#### GOAL OF THE EXERCISE
Every record here needs to be written out again exactly.

#### LISTING
..........

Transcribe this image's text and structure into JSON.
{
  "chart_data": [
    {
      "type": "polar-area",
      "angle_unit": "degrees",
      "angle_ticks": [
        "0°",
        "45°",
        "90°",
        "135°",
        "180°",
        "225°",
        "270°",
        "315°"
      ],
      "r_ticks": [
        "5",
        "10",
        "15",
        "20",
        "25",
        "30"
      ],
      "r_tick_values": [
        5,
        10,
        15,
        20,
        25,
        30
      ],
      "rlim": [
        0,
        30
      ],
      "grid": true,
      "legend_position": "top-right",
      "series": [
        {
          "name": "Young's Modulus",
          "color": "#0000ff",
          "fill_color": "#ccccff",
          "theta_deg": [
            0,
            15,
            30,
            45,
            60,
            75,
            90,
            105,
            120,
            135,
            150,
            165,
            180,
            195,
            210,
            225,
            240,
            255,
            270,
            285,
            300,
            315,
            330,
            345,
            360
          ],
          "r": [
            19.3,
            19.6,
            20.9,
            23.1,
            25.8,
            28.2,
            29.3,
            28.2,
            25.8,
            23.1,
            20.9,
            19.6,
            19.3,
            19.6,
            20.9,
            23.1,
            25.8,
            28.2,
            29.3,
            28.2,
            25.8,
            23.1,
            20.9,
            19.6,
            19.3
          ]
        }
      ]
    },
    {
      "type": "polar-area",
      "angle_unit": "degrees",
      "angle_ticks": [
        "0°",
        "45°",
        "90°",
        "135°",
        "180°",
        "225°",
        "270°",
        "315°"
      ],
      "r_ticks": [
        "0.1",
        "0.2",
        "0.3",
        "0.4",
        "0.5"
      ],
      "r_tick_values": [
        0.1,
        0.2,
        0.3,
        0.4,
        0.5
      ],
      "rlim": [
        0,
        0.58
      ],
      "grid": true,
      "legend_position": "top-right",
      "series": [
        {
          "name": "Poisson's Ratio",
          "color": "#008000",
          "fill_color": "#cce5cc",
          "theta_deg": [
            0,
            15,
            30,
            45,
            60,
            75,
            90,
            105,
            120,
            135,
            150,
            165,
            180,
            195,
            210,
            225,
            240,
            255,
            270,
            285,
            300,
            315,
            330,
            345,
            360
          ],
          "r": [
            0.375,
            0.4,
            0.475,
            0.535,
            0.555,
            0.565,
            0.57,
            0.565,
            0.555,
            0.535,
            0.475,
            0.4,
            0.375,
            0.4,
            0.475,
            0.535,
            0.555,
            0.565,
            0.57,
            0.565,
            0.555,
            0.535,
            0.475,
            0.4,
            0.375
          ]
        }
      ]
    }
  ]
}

..........

#### SOLUTION TO THE PROBLEM
Transcribe this image's text and structure into JSON.
{
  "chart_data": [
    {
      "type": "polar-area",
      "angle_unit": "degrees",
      "angle_ticks": [
        "0°",
        "45°",
        "90°",
        "135°",
        "180°",
        "225°",
        "270°",
        "315°"
      ],
      "r_ticks": [
        "5",
        "10",
        "15",
        "20",
        "25",
        "30"
      ],
      "r_tick_values": [
        5,
        10,
        15,
        20,
        25,
        30
      ],
      "rlim": [
        0,
        30
      ],
      "grid": true,
      "legend_position": "top-right",
      "series": [
        {
          "name": "Young's Modulus",
          "color": "#0000ff",
          "fill_color": "#ccccff",
          "theta_deg": [
            0,
            15,
            30,
            45,
            60,
            75,
            90,
            105,
            120,
            135,
            150,
            165,
            180,
            195,
            210,
            225,
            240,
            255,
            270,
            285,
            300,
            315,
            330,
            345,
            360
          ],
          "r": [
            19.3,
            19.6,
            20.9,
            23.1,
            25.8,
            28.2,
            29.3,
            28.2,
            25.8,
            23.1,
            20.9,
            19.6,
            19.3,
            19.6,
            20.9,
            23.1,
            25.8,
            28.2,
            29.3,
            28.2,
            25.8,
            23.1,
            20.9,
            19.6,
            19.3
          ]
        }
      ]
    },
    {
      "type": "polar-area",
      "angle_unit": "degrees",
      "angle_ticks": [
        "0°",
        "45°",
        "90°",
        "135°",
        "180°",
        "225°",
        "270°",
        "315°"
      ],
      "r_ticks": [
        "0.1",
        "0.2",
        "0.3",
        "0.4",
        "0.5"
      ],
      "r_tick_values": [
        0.1,
        0.2,
        0.3,
        0.4,
        0.5
      ],
      "rlim": [
        0,
        0.58
      ],
      "grid": true,
      "legend_position": "top-right",
      "series": [
        {
          "name": "Poisson's Ratio",
          "color": "#008000",
          "fill_color": "#cce5cc",
          "theta_deg": [
            0,
            15,
            30,
            45,
            60,
            75,
            90,
            105,
            120,
            135,
            150,
            165,
            180,
            195,
            210,
            225,
            240,
            255,
            270,
            285,
            300,
            315,
            330,
            345,
            360
          ],
          "r": [
            0.375,
            0.4,
            0.475,
            0.535,
            0.555,
            0.565,
            0.57,
            0.565,
            0.555,
            0.535,
            0.475,
            0.4,
            0.375,
            0.4,
            0.475,
            0.535,
            0.555,
            0.565,
            0.57,
            0.565,
            0.555,
            0.535,
            0.475,
            0.4,
            0.375
          ]
        }
      ]
    }
  ]
}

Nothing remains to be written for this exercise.